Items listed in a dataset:
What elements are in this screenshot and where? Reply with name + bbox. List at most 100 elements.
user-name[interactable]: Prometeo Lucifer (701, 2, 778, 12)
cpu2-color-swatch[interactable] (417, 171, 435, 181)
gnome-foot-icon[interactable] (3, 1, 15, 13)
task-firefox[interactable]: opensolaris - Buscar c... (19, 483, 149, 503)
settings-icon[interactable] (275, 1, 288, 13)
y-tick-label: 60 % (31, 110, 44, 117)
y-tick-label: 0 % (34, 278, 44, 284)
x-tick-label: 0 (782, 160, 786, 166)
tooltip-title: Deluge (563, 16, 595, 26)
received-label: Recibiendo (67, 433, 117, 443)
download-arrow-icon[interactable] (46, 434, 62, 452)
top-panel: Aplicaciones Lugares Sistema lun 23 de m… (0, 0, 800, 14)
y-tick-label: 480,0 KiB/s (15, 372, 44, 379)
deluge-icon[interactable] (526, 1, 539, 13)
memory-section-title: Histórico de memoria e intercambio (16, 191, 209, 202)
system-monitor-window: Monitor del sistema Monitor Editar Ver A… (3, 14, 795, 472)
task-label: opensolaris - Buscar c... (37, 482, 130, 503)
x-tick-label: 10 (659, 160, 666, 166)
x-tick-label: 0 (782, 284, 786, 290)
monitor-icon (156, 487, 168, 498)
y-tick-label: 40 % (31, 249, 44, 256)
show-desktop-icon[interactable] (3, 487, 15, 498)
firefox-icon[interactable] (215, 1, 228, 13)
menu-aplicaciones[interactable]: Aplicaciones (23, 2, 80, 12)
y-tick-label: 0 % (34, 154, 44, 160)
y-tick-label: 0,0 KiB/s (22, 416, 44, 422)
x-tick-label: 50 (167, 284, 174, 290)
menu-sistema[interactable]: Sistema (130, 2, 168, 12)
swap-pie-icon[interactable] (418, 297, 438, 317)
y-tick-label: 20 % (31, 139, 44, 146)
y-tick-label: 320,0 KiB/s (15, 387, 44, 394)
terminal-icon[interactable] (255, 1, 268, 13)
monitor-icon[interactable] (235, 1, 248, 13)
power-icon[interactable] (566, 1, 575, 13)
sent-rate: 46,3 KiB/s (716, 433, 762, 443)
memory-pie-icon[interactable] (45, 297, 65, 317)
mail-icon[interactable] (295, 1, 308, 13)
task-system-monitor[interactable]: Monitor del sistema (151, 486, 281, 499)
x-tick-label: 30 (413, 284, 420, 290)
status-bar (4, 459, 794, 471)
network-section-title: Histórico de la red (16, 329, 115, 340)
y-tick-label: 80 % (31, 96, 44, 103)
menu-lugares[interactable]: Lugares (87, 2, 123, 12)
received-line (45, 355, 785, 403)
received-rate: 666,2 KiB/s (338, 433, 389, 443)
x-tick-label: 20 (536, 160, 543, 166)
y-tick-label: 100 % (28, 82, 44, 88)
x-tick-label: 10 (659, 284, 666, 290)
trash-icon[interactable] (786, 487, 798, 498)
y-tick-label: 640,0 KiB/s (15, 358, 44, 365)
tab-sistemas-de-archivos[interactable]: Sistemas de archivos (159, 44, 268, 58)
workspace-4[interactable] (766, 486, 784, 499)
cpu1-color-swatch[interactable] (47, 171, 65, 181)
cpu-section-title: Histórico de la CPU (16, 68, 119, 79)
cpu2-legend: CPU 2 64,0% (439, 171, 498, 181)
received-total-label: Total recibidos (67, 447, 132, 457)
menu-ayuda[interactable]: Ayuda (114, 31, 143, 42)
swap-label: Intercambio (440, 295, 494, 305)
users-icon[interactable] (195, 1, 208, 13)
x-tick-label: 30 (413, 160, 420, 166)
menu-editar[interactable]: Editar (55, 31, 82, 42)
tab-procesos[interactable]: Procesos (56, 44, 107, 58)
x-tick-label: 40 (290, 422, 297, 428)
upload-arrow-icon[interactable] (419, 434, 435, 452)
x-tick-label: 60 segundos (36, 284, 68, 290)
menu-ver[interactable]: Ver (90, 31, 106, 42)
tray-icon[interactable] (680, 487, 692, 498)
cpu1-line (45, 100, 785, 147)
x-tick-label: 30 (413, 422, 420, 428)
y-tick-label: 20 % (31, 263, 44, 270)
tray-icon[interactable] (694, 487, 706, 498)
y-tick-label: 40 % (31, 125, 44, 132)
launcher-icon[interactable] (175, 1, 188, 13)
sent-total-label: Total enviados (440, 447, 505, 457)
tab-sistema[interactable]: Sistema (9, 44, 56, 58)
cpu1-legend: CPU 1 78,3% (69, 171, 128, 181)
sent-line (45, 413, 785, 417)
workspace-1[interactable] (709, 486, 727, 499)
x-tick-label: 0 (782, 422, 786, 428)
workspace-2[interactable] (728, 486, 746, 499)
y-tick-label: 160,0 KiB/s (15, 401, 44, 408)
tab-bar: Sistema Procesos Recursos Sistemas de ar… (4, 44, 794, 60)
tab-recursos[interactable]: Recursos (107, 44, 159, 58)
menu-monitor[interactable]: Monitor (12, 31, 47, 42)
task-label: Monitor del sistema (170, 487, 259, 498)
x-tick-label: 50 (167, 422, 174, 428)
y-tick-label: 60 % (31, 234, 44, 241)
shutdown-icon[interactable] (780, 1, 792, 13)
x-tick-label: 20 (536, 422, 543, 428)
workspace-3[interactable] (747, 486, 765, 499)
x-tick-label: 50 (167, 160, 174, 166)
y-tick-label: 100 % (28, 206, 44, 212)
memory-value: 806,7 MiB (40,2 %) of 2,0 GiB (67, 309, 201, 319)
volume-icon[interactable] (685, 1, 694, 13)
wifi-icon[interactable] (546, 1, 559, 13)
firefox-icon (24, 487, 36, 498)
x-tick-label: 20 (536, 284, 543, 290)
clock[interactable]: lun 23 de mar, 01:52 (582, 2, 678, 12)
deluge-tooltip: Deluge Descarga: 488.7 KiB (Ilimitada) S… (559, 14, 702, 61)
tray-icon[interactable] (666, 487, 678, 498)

* * *

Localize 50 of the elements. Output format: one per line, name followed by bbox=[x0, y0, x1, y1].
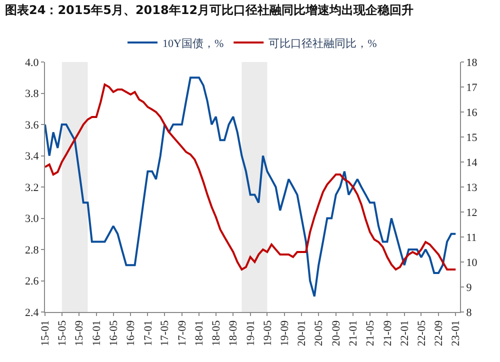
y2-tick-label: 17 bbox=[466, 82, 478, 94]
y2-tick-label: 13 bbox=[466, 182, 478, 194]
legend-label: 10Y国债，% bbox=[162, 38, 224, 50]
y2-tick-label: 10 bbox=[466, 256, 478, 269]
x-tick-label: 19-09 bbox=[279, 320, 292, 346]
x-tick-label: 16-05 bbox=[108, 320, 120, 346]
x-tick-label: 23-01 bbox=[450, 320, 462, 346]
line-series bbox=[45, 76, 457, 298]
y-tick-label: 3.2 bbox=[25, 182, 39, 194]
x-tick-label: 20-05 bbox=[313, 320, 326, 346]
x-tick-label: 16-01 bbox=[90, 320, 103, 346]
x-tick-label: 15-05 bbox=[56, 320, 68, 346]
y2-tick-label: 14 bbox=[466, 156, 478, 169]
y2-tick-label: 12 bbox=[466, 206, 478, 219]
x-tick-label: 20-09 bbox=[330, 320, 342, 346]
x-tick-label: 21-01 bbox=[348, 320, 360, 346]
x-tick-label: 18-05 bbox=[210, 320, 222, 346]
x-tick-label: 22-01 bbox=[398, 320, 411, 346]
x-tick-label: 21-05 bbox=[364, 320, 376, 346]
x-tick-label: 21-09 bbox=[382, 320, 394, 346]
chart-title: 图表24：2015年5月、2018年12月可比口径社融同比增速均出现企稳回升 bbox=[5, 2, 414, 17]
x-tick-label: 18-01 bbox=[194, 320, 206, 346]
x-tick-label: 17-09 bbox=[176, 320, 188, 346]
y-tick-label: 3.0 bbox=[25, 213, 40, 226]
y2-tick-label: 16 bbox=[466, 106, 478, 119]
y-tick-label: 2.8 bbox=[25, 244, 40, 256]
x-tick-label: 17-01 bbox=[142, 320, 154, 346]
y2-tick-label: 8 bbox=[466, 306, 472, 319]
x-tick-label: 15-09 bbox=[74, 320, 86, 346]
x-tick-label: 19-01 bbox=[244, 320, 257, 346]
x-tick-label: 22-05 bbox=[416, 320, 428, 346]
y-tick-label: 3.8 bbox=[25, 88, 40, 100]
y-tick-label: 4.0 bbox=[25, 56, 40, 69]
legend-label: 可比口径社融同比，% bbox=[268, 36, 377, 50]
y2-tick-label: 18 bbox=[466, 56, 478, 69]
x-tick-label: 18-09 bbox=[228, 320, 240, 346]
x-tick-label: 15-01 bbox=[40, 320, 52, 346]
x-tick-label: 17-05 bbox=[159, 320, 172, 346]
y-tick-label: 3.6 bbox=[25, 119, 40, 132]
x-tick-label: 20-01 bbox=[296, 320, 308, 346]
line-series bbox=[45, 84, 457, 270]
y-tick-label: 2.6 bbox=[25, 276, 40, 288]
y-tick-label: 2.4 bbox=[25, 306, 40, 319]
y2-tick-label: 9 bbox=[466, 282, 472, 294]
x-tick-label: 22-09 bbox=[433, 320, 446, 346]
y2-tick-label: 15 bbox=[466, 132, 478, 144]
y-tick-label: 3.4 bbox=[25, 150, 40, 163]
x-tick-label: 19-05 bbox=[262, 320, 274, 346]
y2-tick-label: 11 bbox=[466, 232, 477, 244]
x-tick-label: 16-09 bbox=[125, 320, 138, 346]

---

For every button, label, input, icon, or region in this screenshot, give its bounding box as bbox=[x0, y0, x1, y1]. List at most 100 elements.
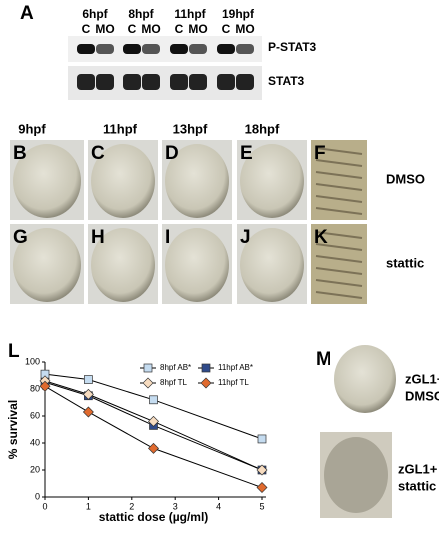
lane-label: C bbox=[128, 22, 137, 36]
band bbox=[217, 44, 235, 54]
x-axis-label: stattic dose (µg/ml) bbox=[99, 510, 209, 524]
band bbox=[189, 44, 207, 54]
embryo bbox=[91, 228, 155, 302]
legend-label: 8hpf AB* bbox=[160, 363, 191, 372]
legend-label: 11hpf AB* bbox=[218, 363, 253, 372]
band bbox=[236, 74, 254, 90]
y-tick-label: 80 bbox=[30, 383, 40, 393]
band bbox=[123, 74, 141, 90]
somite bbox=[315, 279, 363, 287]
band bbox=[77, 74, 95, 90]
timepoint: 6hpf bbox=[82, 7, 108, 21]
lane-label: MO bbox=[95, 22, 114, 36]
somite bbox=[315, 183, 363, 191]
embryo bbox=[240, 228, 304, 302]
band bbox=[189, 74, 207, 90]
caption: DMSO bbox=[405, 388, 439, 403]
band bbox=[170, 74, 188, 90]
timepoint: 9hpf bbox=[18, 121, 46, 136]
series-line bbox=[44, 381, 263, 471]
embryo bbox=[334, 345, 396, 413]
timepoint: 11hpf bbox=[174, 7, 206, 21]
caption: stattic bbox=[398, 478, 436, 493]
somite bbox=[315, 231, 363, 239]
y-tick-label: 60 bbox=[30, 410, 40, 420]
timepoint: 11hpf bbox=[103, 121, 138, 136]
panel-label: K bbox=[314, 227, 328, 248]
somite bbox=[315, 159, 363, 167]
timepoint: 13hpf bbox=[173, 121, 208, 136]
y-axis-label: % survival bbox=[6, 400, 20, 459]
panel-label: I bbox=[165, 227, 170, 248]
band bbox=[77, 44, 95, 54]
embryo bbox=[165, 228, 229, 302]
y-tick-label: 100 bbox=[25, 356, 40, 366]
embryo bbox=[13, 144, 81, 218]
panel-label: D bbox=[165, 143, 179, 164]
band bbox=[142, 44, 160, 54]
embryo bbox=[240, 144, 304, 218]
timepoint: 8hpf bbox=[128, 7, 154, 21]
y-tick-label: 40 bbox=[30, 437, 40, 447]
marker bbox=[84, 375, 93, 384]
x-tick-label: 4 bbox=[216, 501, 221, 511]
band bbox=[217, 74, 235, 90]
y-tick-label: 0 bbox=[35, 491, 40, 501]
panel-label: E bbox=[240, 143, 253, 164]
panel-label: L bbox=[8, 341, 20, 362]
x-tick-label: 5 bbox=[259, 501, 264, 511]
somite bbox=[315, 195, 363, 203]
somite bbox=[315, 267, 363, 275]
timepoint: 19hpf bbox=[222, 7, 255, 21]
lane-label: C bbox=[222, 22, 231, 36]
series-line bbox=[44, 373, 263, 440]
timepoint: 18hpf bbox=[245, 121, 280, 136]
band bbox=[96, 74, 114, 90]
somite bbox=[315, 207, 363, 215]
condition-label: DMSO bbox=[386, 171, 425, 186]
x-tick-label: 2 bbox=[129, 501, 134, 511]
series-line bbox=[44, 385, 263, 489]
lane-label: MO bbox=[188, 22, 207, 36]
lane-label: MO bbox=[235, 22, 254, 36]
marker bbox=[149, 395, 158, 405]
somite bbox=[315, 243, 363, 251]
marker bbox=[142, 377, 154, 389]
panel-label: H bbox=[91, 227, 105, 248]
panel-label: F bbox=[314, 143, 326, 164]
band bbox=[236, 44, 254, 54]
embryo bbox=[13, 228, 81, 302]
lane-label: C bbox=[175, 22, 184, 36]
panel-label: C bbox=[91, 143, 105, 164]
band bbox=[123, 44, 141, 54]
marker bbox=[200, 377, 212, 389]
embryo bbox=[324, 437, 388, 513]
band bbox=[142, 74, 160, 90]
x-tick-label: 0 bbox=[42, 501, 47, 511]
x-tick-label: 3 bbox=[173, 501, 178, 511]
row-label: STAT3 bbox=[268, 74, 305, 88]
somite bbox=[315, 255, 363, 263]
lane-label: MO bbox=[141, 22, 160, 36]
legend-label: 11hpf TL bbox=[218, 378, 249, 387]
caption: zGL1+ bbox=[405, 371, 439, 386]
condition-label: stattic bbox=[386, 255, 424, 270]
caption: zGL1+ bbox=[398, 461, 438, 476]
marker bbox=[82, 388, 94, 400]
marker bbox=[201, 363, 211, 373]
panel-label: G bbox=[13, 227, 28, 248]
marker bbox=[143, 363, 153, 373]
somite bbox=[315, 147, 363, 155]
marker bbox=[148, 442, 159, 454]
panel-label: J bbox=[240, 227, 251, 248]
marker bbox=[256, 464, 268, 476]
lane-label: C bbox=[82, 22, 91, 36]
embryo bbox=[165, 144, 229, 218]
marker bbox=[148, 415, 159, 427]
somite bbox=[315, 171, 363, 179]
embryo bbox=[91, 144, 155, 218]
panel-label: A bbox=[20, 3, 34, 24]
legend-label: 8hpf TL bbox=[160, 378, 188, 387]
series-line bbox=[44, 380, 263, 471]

# PROBLEM TO WORK ON
Rewrite the lines that begin with the line containing "lane-label: C bbox=[128, 22, 137, 36]" and end with the line containing "band bbox=[170, 74, 188, 90]", renaming "band" to "gel-band" and leaving everything else unchanged.

# RESULT FOR THIS EXERCISE
lane-label: C bbox=[128, 22, 137, 36]
gel-band bbox=[217, 44, 235, 54]
x-axis-label: stattic dose (µg/ml) bbox=[99, 510, 209, 524]
gel-band bbox=[189, 44, 207, 54]
embryo bbox=[91, 228, 155, 302]
legend-label: 8hpf AB* bbox=[160, 363, 191, 372]
legend-label: 11hpf AB* bbox=[218, 363, 253, 372]
gel-band bbox=[236, 74, 254, 90]
y-tick-label: 80 bbox=[30, 383, 40, 393]
gel-band bbox=[123, 74, 141, 90]
somite bbox=[315, 279, 363, 287]
gel-band bbox=[77, 74, 95, 90]
timepoint: 6hpf bbox=[82, 7, 108, 21]
lane-label: MO bbox=[95, 22, 114, 36]
somite bbox=[315, 183, 363, 191]
embryo bbox=[240, 228, 304, 302]
gel-band bbox=[189, 74, 207, 90]
caption: DMSO bbox=[405, 388, 439, 403]
gel-band bbox=[170, 74, 188, 90]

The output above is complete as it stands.